Each line that holds the word "Сертификация" is to be identified and copied.

begin INFORMATION GIVEN

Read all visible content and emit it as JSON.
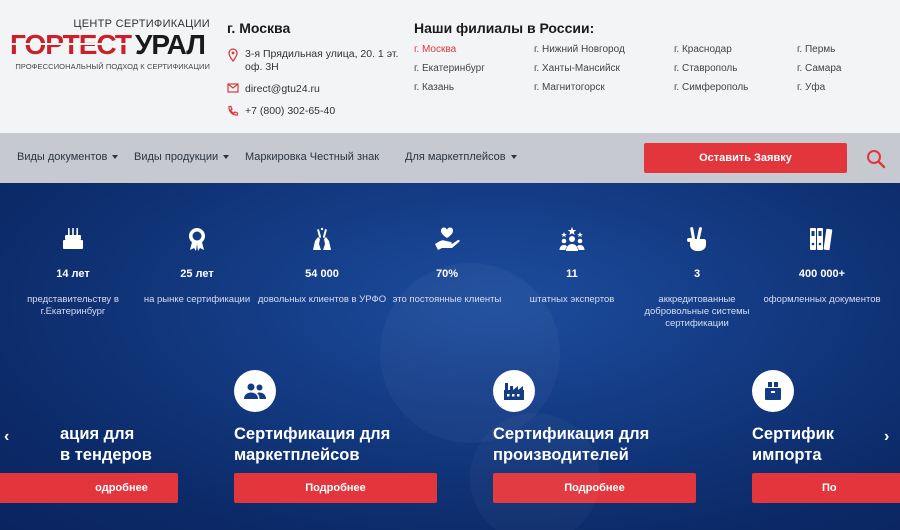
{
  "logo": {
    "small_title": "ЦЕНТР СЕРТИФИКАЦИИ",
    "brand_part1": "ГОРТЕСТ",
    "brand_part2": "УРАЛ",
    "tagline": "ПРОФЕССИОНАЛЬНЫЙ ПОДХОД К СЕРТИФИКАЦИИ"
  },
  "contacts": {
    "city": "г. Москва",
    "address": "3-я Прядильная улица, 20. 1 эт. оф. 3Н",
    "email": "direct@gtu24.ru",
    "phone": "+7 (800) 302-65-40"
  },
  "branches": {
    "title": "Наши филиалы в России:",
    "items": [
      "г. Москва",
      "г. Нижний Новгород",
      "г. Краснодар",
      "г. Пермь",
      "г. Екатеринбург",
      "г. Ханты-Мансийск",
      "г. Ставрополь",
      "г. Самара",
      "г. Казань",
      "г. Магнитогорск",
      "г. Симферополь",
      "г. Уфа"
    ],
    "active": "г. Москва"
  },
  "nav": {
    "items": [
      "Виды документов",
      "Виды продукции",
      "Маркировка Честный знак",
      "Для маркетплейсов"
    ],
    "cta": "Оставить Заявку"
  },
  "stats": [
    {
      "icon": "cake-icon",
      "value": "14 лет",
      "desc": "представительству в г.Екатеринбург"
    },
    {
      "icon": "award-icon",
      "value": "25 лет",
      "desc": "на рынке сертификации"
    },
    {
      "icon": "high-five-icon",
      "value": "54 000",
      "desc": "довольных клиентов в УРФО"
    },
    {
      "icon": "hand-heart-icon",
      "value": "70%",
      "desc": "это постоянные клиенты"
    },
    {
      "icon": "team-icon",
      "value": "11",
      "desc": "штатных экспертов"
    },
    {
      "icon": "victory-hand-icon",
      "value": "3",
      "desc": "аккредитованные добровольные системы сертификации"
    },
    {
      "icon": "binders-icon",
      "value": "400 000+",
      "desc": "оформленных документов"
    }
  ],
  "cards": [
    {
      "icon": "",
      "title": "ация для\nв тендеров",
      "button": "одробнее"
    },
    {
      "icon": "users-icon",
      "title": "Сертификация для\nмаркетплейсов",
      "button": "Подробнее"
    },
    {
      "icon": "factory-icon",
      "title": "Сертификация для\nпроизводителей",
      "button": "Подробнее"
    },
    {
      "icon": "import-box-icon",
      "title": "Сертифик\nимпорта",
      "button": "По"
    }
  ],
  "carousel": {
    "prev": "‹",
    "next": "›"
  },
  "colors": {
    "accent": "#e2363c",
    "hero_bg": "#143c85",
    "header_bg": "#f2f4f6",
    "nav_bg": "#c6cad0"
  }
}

end INFORMATION GIVEN
begin INFORMATION GIVEN

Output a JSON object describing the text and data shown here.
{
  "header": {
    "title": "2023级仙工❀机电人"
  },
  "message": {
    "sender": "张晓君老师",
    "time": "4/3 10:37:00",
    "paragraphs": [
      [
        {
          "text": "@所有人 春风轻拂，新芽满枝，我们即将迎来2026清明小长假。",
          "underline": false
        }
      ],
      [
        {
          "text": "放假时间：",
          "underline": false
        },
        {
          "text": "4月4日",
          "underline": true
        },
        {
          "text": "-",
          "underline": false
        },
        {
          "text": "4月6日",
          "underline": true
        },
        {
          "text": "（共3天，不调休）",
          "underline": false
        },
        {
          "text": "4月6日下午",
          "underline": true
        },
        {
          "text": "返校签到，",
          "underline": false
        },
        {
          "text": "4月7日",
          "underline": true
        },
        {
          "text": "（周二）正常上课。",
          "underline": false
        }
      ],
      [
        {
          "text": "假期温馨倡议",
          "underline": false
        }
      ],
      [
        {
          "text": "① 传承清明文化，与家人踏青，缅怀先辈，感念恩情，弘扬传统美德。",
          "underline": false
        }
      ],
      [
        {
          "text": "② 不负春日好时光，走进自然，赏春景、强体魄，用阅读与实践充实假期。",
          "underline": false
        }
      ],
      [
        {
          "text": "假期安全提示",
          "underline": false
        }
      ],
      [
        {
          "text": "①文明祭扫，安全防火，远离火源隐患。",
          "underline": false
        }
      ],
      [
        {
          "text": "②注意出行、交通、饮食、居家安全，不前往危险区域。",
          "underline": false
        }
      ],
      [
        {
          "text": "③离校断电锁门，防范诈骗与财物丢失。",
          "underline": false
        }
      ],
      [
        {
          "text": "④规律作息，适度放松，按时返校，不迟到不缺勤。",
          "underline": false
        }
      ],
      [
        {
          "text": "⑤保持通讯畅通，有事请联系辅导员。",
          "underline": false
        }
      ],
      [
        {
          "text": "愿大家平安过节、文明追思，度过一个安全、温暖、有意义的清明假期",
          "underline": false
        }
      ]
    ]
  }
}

end INFORMATION GIVEN

ANSWER TO THE PROBLEM:
      "title": "Сертификация для\nмаркетплейсов",
      "title": "Сертификация для\nпроизводителей",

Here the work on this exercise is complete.